__Given text__
========

Strategy or simulation games, such as Risk or Chess, can improve abilities in forward thinking around resource management and logistics skills while games with trade and negotiation elements can enhance decision-making under uncertainty, and problem-solving activities, like puzzles or escape rooms, help build strategic thinking, all useful skills when working in this continually evolving sector.

–Mark Roberts
UK Public Sector Director
JAGGAER


My daughter was a travel softball player for 10 years. Traveling with her and coordinating the logistics of hotels, practices, and games definitely sharpened my skills at keeping the supply chain organized and moving!

–Heather Spencer
Carrier Coordinator
iGPS Logistics


Tetris Forms The Foundation

Illustration of people playing Tetris.When packaging and shipping, just as in Tetris, it is critical to optimize the use of every available inch of space. You’re penalized both for leaving space unused—you’re decreasing the amount you can ship—and increasing costs (earning fewer points) while having to work harder to fill gaps. Just be thankful success doesn’t drop more pieces on the competition.

–Josh Dunham
CEO and Co-founder, Reveel

My first thought is Tetris (I’m old-school). But I crowd-sourced the question to my younger crew and they said: Factorio for throughput calculus, chess for branching decision trees, competitive Pokemon for probabilistic inventory calls, and weekend geocaching for scrappy last-mile hustle. Ten hours in any of those schools train you harder on buffers and bottlenecks than a stack of Lean Six Sigma slides.

–Nick Rakovsky
CEO, DataDocks


Being your own contractor in building a house—just when you think all the sub-contractors are lined up to perform the tasks, some of them tell you that they have the wrong spec. materials, ran out of supplies or bad weather is stalling the project. The long tail of the contractor’s journey is very much like the supply chain journey.

–Vick Vaishnavi
CEO
ETQ


Video games enhance skills vital for supply chain management. Players constantly assess, react and adapt to changing conditions, similar to navigating disruptions and shifting demands. Multiplayer scenarios foster collaboration and teamwork, essential for optimizing supply chain performance. These activities build proficiency in adaptability, collaboration and real-time decision-making.

========

[Stored dataset items]
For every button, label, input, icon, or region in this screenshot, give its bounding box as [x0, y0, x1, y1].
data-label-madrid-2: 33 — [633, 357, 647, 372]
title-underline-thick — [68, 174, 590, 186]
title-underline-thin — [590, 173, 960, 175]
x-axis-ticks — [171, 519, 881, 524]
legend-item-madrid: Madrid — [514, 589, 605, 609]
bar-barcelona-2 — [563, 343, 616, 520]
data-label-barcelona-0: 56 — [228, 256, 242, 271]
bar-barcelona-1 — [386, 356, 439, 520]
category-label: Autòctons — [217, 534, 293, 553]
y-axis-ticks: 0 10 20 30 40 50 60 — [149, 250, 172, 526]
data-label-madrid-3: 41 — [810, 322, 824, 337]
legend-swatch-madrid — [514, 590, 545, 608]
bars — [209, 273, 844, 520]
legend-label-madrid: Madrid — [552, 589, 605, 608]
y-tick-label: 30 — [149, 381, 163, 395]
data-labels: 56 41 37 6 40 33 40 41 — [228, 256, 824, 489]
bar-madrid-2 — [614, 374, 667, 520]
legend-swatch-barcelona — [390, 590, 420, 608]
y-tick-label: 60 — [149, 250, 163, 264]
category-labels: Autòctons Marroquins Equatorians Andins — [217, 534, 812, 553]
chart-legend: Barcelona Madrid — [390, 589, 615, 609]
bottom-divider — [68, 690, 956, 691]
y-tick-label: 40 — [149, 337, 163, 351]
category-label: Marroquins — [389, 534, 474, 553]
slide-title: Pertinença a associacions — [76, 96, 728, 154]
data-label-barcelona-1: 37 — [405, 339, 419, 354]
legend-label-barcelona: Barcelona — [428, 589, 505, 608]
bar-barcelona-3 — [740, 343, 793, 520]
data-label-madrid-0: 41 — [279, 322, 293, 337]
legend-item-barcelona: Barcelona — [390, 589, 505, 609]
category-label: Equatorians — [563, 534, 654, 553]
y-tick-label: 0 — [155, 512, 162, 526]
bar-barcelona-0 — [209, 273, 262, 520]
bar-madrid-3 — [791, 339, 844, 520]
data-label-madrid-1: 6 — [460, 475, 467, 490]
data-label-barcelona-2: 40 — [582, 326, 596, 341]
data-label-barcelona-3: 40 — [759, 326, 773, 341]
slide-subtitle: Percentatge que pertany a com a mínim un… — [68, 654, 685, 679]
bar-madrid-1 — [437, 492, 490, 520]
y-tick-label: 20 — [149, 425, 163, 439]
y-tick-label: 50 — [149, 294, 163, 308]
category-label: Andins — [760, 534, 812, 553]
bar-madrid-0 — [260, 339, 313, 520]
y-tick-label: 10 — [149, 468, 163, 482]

========

__Check your understanding__
(a) In the text on games and supply chain skills, how many years was Heather Spencer's daughter a travel softball player?
(b) Carry on the text about games and supply chain skills from its last sentence.

__List of answers__
(a) 10 years.

(b)
–Ann Marie Jonkman
Vice President, Industry Strategies
Blue Yonder


Illustration of a inflatable raft.White water rafting has taught me more about supply chains than any business book. You must adapt to changing conditions, anticipate what’s ahead, and coordinate with your team without perfect information. Rafting teaches you to be prepared but flexible. Like in logistics, when you’re going down a river, planning too rigidly is dangerous.

–Matt Lhoumeau
CEO
Concord


Golf or playing sports in general. Golf is a great way to network, but sports in general build resiliency and the ability to adapt to conditions that are always changing. These skills are crucial for navigating the dynamic nature of the logistics industry.

–Jeff Goins
Director of Carrier Sales
Circle Logistics


I’m drawn to activities that require pattern recognition and systems thinking, whether chess or home renovation. Seeing how pieces fit together sharpens your sense for how to remove friction in a supply chain.

–Dennis Moon
COO
Roadie


Our Warehouse Game is a simple simulation that teaches a hard truth: you can’t do everything at once in a warehouse. You have limited labor and doors; incoming orders that don’t wait. Success depends on sequencing tasks, resolving conflicts, and choosing priorities.

–Keith Moore
CEO
AutoScheduler.AI


Illustration of a snowboard.Snowboarding gives mental clarity to navigate obstacles. This in turn helps me with solving complex challenges. Other ways that people can sharpen their problem-solving skills is through strategy and puzzle games, both digital and physical.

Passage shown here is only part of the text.